● Input material:

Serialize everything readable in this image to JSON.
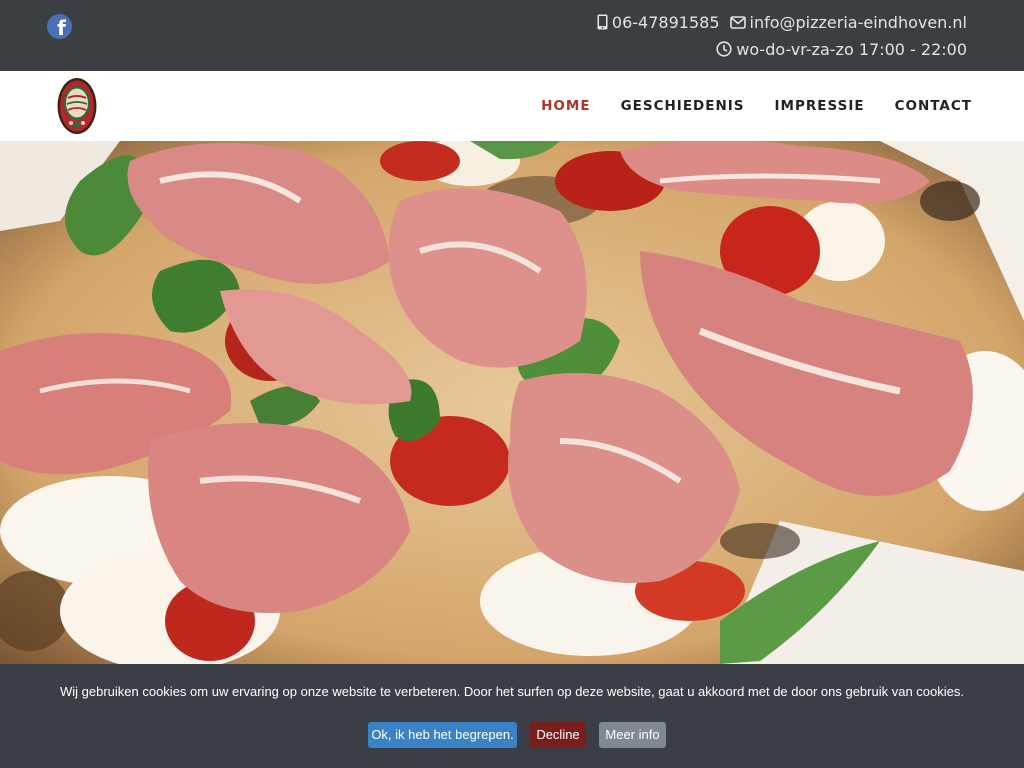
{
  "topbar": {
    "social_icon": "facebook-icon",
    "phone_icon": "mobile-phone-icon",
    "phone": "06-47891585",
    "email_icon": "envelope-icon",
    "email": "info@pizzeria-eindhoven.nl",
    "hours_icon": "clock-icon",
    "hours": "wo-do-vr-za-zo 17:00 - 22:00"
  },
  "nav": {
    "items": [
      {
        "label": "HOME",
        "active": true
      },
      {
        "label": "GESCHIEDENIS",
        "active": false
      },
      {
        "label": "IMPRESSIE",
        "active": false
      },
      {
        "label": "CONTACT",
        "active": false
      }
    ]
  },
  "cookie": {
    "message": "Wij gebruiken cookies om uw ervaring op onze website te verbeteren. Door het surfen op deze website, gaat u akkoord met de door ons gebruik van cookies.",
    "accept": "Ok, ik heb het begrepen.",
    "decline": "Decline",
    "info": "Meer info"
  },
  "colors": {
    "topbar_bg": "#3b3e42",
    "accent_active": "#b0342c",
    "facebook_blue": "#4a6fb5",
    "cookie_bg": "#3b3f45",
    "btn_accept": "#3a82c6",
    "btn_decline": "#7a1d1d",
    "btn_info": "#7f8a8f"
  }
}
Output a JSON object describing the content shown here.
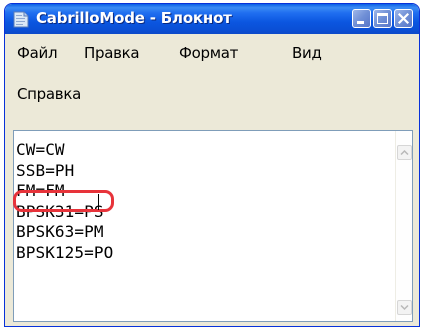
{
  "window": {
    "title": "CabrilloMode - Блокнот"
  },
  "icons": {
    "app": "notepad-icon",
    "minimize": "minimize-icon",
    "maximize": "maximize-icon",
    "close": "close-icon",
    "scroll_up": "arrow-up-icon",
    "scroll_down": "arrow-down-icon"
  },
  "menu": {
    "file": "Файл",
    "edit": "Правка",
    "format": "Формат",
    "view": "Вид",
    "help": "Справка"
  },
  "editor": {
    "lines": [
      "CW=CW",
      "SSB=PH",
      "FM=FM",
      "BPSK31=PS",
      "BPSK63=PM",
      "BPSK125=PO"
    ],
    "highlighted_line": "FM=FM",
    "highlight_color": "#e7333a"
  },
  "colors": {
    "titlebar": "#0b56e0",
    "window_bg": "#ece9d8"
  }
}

● Short problem: Only the lines from the one containing "Output a JSON" through the last line of the entries above belong in the copy; reproduce them exactly and drop every picture.

● Exercise solution:
Output a JSON object describing the content shown here.
{
  "window": {
    "title": "CabrilloMode - Блокнот"
  },
  "icons": {
    "app": "notepad-icon",
    "minimize": "minimize-icon",
    "maximize": "maximize-icon",
    "close": "close-icon",
    "scroll_up": "arrow-up-icon",
    "scroll_down": "arrow-down-icon"
  },
  "menu": {
    "file": "Файл",
    "edit": "Правка",
    "format": "Формат",
    "view": "Вид",
    "help": "Справка"
  },
  "editor": {
    "lines": [
      "CW=CW",
      "SSB=PH",
      "FM=FM",
      "BPSK31=PS",
      "BPSK63=PM",
      "BPSK125=PO"
    ],
    "highlighted_line": "FM=FM",
    "highlight_color": "#e7333a"
  },
  "colors": {
    "titlebar": "#0b56e0",
    "window_bg": "#ece9d8"
  }
}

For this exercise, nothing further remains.